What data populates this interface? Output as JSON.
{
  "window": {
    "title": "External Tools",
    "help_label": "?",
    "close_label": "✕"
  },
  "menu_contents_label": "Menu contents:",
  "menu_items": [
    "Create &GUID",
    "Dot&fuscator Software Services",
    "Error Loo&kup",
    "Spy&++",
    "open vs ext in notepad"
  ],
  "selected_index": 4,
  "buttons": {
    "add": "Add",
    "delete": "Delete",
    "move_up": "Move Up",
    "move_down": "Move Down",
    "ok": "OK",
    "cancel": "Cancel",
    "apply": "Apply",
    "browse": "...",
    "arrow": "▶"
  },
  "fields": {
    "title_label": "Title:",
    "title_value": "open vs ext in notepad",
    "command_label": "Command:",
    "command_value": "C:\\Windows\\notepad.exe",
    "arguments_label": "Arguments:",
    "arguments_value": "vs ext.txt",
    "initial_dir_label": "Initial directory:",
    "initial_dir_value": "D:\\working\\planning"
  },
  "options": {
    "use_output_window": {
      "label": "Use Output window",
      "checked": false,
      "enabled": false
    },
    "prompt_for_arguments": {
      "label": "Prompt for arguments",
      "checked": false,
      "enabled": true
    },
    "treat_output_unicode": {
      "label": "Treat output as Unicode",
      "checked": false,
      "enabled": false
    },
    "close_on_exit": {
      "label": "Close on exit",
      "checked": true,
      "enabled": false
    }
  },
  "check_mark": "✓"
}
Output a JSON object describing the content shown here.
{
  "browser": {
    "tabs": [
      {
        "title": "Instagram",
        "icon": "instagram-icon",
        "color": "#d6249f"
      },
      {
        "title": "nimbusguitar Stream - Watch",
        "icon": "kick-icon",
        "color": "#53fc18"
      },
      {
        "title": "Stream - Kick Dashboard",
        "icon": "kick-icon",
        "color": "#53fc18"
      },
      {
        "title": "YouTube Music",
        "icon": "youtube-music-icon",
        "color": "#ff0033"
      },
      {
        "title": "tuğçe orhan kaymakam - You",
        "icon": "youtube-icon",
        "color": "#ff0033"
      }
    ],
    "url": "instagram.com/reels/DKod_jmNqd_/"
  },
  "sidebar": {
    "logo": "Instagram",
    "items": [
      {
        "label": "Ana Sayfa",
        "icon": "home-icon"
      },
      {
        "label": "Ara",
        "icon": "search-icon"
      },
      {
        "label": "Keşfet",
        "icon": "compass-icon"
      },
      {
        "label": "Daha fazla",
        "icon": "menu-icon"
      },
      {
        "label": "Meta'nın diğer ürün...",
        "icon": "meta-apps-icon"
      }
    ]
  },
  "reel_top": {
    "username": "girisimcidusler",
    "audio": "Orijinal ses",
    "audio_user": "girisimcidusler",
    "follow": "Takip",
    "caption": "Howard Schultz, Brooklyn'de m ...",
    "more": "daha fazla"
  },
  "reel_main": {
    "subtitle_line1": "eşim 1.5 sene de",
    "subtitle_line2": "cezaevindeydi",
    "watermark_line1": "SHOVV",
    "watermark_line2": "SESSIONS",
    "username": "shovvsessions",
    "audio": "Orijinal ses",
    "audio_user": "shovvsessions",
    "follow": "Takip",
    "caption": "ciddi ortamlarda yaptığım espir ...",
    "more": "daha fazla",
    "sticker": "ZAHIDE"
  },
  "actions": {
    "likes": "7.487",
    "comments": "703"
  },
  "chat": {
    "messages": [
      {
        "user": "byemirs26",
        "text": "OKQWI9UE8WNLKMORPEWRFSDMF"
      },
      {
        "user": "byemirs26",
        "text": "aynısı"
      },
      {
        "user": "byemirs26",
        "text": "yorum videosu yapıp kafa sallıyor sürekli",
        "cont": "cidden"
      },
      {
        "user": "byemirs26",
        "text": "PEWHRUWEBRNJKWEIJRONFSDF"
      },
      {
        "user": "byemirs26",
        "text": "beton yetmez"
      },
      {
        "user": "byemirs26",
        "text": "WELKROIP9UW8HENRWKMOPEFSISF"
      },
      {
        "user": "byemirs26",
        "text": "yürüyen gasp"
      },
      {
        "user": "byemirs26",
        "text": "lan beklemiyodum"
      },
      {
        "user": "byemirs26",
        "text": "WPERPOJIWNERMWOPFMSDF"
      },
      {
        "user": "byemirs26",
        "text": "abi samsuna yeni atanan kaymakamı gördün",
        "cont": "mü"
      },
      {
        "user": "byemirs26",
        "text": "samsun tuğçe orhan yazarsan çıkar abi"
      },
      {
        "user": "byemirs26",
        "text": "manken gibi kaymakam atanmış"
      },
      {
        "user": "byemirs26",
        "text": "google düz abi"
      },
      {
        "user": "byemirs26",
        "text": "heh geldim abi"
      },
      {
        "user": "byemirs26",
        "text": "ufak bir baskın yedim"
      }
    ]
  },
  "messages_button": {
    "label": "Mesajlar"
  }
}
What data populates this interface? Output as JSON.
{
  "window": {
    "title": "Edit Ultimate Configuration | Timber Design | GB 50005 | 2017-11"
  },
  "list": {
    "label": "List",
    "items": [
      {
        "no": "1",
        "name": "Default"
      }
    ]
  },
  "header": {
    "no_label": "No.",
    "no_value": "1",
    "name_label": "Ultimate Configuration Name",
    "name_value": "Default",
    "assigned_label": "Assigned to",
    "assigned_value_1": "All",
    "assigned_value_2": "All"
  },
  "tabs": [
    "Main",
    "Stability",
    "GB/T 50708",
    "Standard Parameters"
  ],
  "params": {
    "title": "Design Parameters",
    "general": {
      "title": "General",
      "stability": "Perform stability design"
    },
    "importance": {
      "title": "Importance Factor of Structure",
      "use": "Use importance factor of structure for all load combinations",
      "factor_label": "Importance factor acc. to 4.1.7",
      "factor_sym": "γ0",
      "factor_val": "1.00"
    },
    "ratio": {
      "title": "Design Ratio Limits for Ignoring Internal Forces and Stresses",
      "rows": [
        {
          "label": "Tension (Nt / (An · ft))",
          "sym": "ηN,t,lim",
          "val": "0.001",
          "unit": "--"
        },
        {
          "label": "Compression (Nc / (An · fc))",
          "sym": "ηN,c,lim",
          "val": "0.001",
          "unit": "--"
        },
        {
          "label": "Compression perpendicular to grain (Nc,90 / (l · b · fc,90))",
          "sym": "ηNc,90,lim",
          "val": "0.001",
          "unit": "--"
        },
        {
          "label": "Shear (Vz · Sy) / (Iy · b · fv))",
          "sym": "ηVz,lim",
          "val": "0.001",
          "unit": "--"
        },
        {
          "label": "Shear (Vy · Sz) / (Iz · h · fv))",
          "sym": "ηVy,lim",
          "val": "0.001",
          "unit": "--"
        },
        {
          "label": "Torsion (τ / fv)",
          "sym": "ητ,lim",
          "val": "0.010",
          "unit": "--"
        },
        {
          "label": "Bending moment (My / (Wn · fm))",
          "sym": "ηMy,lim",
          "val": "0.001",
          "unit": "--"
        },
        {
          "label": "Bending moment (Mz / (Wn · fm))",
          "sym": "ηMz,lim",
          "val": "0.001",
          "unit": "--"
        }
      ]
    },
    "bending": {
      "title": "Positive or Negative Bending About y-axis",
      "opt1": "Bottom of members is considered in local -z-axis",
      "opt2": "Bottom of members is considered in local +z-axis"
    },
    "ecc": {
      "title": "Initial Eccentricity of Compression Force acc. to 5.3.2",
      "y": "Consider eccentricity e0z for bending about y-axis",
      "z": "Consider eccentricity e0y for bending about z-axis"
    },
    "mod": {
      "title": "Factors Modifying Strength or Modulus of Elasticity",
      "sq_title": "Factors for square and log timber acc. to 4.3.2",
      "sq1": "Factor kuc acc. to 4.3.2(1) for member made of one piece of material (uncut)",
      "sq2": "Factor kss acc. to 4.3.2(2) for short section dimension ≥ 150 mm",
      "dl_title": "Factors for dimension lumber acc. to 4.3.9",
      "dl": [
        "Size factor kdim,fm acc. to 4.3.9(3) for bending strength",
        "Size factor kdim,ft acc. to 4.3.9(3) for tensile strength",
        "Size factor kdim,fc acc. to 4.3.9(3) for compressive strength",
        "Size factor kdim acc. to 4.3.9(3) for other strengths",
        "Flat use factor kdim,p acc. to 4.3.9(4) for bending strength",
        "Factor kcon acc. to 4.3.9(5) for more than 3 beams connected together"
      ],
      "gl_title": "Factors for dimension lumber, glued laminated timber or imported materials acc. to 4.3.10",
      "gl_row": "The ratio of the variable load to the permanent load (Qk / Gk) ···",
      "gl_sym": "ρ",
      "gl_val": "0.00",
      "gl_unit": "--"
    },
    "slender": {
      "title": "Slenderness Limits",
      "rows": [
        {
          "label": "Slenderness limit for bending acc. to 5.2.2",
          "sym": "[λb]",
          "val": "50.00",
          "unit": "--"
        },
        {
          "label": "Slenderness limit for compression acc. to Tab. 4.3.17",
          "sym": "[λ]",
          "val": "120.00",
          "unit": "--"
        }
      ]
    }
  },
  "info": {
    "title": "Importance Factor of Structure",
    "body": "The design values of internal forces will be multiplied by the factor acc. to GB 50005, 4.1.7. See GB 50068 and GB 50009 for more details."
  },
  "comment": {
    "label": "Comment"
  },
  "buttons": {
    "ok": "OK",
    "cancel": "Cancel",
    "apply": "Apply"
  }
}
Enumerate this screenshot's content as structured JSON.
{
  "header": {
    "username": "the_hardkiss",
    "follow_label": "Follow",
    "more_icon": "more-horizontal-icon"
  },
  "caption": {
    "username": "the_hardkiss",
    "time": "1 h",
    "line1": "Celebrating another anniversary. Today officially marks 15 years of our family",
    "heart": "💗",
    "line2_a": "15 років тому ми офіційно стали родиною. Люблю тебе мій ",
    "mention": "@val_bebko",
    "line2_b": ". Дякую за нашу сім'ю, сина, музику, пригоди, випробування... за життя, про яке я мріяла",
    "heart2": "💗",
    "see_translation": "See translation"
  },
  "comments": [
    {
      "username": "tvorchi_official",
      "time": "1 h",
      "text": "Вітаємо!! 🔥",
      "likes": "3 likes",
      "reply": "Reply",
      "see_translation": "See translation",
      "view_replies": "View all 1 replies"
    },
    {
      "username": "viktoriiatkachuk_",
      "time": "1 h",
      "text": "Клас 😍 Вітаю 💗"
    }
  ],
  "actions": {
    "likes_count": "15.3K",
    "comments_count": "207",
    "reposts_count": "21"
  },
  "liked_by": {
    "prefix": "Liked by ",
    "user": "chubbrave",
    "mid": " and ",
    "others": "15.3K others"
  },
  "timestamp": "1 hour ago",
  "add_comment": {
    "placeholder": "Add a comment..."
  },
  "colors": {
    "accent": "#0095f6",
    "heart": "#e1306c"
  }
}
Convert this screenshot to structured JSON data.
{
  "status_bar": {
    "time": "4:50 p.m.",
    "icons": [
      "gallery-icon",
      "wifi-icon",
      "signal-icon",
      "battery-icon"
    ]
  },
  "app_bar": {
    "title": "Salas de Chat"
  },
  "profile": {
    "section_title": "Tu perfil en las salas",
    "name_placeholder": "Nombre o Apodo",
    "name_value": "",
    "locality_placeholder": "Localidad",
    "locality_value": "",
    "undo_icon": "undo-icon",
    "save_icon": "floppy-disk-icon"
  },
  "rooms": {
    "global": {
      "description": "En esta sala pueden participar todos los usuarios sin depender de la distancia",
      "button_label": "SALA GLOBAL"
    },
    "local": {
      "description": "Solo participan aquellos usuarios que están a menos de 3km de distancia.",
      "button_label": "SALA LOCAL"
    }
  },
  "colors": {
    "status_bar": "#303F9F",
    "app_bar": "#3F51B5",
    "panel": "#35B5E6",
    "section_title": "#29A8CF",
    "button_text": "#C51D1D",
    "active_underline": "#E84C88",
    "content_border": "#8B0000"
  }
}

=-=-=-=-=

Pick out the lines above containing the word "fazla", then copy them.

        "label": "Daha fazla",
    "more": "daha fazla"
    "more": "daha fazla",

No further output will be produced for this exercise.